[INSTRUCTIONS FOR THE TASK]: Using the data below, repeat all of it precisely.

=== SUPPLIED MATERIAL ===

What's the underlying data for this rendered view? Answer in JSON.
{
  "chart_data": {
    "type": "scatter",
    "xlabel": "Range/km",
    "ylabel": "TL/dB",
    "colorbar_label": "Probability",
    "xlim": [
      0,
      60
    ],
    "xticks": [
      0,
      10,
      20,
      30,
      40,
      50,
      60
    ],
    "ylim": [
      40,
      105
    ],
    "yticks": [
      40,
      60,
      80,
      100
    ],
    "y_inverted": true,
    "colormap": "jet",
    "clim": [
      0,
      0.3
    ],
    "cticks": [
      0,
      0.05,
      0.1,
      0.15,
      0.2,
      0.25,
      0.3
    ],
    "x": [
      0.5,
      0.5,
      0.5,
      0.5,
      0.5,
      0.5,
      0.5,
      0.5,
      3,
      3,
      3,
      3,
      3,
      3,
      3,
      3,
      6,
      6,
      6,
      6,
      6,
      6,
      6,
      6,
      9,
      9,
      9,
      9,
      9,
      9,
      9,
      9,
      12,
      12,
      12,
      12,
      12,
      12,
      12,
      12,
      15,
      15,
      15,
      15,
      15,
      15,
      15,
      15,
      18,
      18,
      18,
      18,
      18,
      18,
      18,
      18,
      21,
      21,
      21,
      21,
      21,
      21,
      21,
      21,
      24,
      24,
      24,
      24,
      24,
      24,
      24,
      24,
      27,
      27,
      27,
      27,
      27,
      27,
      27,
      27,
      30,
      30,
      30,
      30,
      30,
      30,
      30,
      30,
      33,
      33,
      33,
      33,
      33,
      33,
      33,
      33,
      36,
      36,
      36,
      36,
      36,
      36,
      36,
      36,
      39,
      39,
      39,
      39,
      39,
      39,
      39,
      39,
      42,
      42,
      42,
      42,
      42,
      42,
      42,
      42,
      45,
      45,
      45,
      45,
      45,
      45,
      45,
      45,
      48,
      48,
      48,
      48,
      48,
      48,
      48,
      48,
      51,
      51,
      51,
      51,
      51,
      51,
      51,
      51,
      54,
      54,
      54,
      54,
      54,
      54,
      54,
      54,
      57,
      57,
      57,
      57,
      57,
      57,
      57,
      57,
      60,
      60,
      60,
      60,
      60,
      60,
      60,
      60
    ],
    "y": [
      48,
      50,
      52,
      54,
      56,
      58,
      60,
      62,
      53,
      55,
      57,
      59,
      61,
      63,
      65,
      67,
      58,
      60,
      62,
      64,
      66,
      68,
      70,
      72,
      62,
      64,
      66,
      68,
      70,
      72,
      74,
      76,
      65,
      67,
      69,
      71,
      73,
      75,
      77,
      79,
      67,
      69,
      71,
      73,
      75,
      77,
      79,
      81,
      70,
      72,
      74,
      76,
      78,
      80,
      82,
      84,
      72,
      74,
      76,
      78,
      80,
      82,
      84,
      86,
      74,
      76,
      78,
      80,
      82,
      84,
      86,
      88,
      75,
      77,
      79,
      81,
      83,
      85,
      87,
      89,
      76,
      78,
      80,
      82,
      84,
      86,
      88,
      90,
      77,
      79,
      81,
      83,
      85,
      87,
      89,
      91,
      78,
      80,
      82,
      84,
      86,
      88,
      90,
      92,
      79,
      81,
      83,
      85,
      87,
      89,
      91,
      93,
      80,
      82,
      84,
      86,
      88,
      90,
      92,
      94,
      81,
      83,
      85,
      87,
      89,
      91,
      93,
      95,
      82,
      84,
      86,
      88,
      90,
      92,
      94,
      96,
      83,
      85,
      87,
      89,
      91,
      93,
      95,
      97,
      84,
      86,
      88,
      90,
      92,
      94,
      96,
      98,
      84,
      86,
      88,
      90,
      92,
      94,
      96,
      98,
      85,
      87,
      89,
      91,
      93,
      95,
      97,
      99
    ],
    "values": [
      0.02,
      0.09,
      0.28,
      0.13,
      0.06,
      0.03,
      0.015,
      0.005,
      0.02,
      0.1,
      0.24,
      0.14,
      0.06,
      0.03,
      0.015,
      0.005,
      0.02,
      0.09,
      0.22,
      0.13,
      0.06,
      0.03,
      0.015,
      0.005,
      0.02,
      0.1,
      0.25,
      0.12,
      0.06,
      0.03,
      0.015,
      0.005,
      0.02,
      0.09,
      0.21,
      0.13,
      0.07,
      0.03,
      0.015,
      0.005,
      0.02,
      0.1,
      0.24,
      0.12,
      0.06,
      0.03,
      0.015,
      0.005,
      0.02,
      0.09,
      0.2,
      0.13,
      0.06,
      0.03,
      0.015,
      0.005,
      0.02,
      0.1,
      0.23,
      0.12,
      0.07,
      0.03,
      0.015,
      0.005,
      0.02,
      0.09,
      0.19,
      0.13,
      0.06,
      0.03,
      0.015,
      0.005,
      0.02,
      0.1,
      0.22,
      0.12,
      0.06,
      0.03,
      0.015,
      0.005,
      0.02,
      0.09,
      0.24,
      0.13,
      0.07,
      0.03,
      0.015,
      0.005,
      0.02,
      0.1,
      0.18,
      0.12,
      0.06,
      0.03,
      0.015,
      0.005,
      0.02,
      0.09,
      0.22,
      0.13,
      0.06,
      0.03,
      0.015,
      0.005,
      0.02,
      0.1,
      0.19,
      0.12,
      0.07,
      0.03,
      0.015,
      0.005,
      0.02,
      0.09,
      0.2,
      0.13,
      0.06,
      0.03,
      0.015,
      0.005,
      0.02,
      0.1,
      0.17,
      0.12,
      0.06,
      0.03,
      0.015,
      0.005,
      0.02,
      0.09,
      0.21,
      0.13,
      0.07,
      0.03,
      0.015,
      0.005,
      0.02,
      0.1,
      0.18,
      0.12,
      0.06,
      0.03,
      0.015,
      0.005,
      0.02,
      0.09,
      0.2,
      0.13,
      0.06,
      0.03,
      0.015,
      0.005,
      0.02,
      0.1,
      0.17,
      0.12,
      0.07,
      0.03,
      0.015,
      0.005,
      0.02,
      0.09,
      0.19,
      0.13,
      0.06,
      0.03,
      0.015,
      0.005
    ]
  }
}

===

[EXERCISE OUTPUT]:
What's the underlying data for this rendered view? Answer in JSON.
{
  "chart_data": {
    "type": "scatter",
    "xlabel": "Range/km",
    "ylabel": "TL/dB",
    "colorbar_label": "Probability",
    "xlim": [
      0,
      60
    ],
    "xticks": [
      0,
      10,
      20,
      30,
      40,
      50,
      60
    ],
    "ylim": [
      40,
      105
    ],
    "yticks": [
      40,
      60,
      80,
      100
    ],
    "y_inverted": true,
    "colormap": "jet",
    "clim": [
      0,
      0.3
    ],
    "cticks": [
      0,
      0.05,
      0.1,
      0.15,
      0.2,
      0.25,
      0.3
    ],
    "x": [
      0.5,
      0.5,
      0.5,
      0.5,
      0.5,
      0.5,
      0.5,
      0.5,
      3,
      3,
      3,
      3,
      3,
      3,
      3,
      3,
      6,
      6,
      6,
      6,
      6,
      6,
      6,
      6,
      9,
      9,
      9,
      9,
      9,
      9,
      9,
      9,
      12,
      12,
      12,
      12,
      12,
      12,
      12,
      12,
      15,
      15,
      15,
      15,
      15,
      15,
      15,
      15,
      18,
      18,
      18,
      18,
      18,
      18,
      18,
      18,
      21,
      21,
      21,
      21,
      21,
      21,
      21,
      21,
      24,
      24,
      24,
      24,
      24,
      24,
      24,
      24,
      27,
      27,
      27,
      27,
      27,
      27,
      27,
      27,
      30,
      30,
      30,
      30,
      30,
      30,
      30,
      30,
      33,
      33,
      33,
      33,
      33,
      33,
      33,
      33,
      36,
      36,
      36,
      36,
      36,
      36,
      36,
      36,
      39,
      39,
      39,
      39,
      39,
      39,
      39,
      39,
      42,
      42,
      42,
      42,
      42,
      42,
      42,
      42,
      45,
      45,
      45,
      45,
      45,
      45,
      45,
      45,
      48,
      48,
      48,
      48,
      48,
      48,
      48,
      48,
      51,
      51,
      51,
      51,
      51,
      51,
      51,
      51,
      54,
      54,
      54,
      54,
      54,
      54,
      54,
      54,
      57,
      57,
      57,
      57,
      57,
      57,
      57,
      57,
      60,
      60,
      60,
      60,
      60,
      60,
      60,
      60
    ],
    "y": [
      48,
      50,
      52,
      54,
      56,
      58,
      60,
      62,
      53,
      55,
      57,
      59,
      61,
      63,
      65,
      67,
      58,
      60,
      62,
      64,
      66,
      68,
      70,
      72,
      62,
      64,
      66,
      68,
      70,
      72,
      74,
      76,
      65,
      67,
      69,
      71,
      73,
      75,
      77,
      79,
      67,
      69,
      71,
      73,
      75,
      77,
      79,
      81,
      70,
      72,
      74,
      76,
      78,
      80,
      82,
      84,
      72,
      74,
      76,
      78,
      80,
      82,
      84,
      86,
      74,
      76,
      78,
      80,
      82,
      84,
      86,
      88,
      75,
      77,
      79,
      81,
      83,
      85,
      87,
      89,
      76,
      78,
      80,
      82,
      84,
      86,
      88,
      90,
      77,
      79,
      81,
      83,
      85,
      87,
      89,
      91,
      78,
      80,
      82,
      84,
      86,
      88,
      90,
      92,
      79,
      81,
      83,
      85,
      87,
      89,
      91,
      93,
      80,
      82,
      84,
      86,
      88,
      90,
      92,
      94,
      81,
      83,
      85,
      87,
      89,
      91,
      93,
      95,
      82,
      84,
      86,
      88,
      90,
      92,
      94,
      96,
      83,
      85,
      87,
      89,
      91,
      93,
      95,
      97,
      84,
      86,
      88,
      90,
      92,
      94,
      96,
      98,
      84,
      86,
      88,
      90,
      92,
      94,
      96,
      98,
      85,
      87,
      89,
      91,
      93,
      95,
      97,
      99
    ],
    "values": [
      0.02,
      0.09,
      0.28,
      0.13,
      0.06,
      0.03,
      0.015,
      0.005,
      0.02,
      0.1,
      0.24,
      0.14,
      0.06,
      0.03,
      0.015,
      0.005,
      0.02,
      0.09,
      0.22,
      0.13,
      0.06,
      0.03,
      0.015,
      0.005,
      0.02,
      0.1,
      0.25,
      0.12,
      0.06,
      0.03,
      0.015,
      0.005,
      0.02,
      0.09,
      0.21,
      0.13,
      0.07,
      0.03,
      0.015,
      0.005,
      0.02,
      0.1,
      0.24,
      0.12,
      0.06,
      0.03,
      0.015,
      0.005,
      0.02,
      0.09,
      0.2,
      0.13,
      0.06,
      0.03,
      0.015,
      0.005,
      0.02,
      0.1,
      0.23,
      0.12,
      0.07,
      0.03,
      0.015,
      0.005,
      0.02,
      0.09,
      0.19,
      0.13,
      0.06,
      0.03,
      0.015,
      0.005,
      0.02,
      0.1,
      0.22,
      0.12,
      0.06,
      0.03,
      0.015,
      0.005,
      0.02,
      0.09,
      0.24,
      0.13,
      0.07,
      0.03,
      0.015,
      0.005,
      0.02,
      0.1,
      0.18,
      0.12,
      0.06,
      0.03,
      0.015,
      0.005,
      0.02,
      0.09,
      0.22,
      0.13,
      0.06,
      0.03,
      0.015,
      0.005,
      0.02,
      0.1,
      0.19,
      0.12,
      0.07,
      0.03,
      0.015,
      0.005,
      0.02,
      0.09,
      0.2,
      0.13,
      0.06,
      0.03,
      0.015,
      0.005,
      0.02,
      0.1,
      0.17,
      0.12,
      0.06,
      0.03,
      0.015,
      0.005,
      0.02,
      0.09,
      0.21,
      0.13,
      0.07,
      0.03,
      0.015,
      0.005,
      0.02,
      0.1,
      0.18,
      0.12,
      0.06,
      0.03,
      0.015,
      0.005,
      0.02,
      0.09,
      0.2,
      0.13,
      0.06,
      0.03,
      0.015,
      0.005,
      0.02,
      0.1,
      0.17,
      0.12,
      0.07,
      0.03,
      0.015,
      0.005,
      0.02,
      0.09,
      0.19,
      0.13,
      0.06,
      0.03,
      0.015,
      0.005
    ]
  }
}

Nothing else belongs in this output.